Set exercise
Your task is to output the entries below word for word.

Stored rows
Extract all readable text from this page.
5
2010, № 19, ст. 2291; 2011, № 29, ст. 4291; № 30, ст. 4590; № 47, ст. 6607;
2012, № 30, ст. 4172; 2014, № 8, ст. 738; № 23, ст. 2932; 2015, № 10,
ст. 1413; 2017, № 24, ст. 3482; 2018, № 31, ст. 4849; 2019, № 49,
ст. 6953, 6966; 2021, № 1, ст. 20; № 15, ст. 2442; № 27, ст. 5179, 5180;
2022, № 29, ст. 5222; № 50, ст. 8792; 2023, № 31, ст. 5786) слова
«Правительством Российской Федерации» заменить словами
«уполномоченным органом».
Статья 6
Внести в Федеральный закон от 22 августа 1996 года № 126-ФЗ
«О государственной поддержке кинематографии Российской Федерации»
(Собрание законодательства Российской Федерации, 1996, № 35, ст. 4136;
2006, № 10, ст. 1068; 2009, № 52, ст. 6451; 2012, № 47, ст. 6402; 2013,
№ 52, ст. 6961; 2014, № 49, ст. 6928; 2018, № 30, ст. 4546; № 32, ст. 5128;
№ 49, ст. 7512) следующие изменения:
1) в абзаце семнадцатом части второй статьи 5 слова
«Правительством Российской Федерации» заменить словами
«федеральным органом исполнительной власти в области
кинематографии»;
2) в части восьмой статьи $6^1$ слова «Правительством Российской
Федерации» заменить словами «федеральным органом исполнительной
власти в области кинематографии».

Complete response
Extract all readable text from this page.
5
2010, № 19, ст. 2291; 2011, № 29, ст. 4291; № 30, ст. 4590; № 47, ст. 6607;
2012, № 30, ст. 4172; 2014, № 8, ст. 738; № 23, ст. 2932; 2015, № 10,
ст. 1413; 2017, № 24, ст. 3482; 2018, № 31, ст. 4849; 2019, № 49,
ст. 6953, 6966; 2021, № 1, ст. 20; № 15, ст. 2442; № 27, ст. 5179, 5180;
2022, № 29, ст. 5222; № 50, ст. 8792; 2023, № 31, ст. 5786) слова
«Правительством Российской Федерации» заменить словами
«уполномоченным органом».
Статья 6
Внести в Федеральный закон от 22 августа 1996 года № 126-ФЗ
«О государственной поддержке кинематографии Российской Федерации»
(Собрание законодательства Российской Федерации, 1996, № 35, ст. 4136;
2006, № 10, ст. 1068; 2009, № 52, ст. 6451; 2012, № 47, ст. 6402; 2013,
№ 52, ст. 6961; 2014, № 49, ст. 6928; 2018, № 30, ст. 4546; № 32, ст. 5128;
№ 49, ст. 7512) следующие изменения:
1) в абзаце семнадцатом части второй статьи 5 слова
«Правительством Российской Федерации» заменить словами
«федеральным органом исполнительной власти в области
кинематографии»;
2) в части восьмой статьи $6^1$ слова «Правительством Российской
Федерации» заменить словами «федеральным органом исполнительной
власти в области кинематографии».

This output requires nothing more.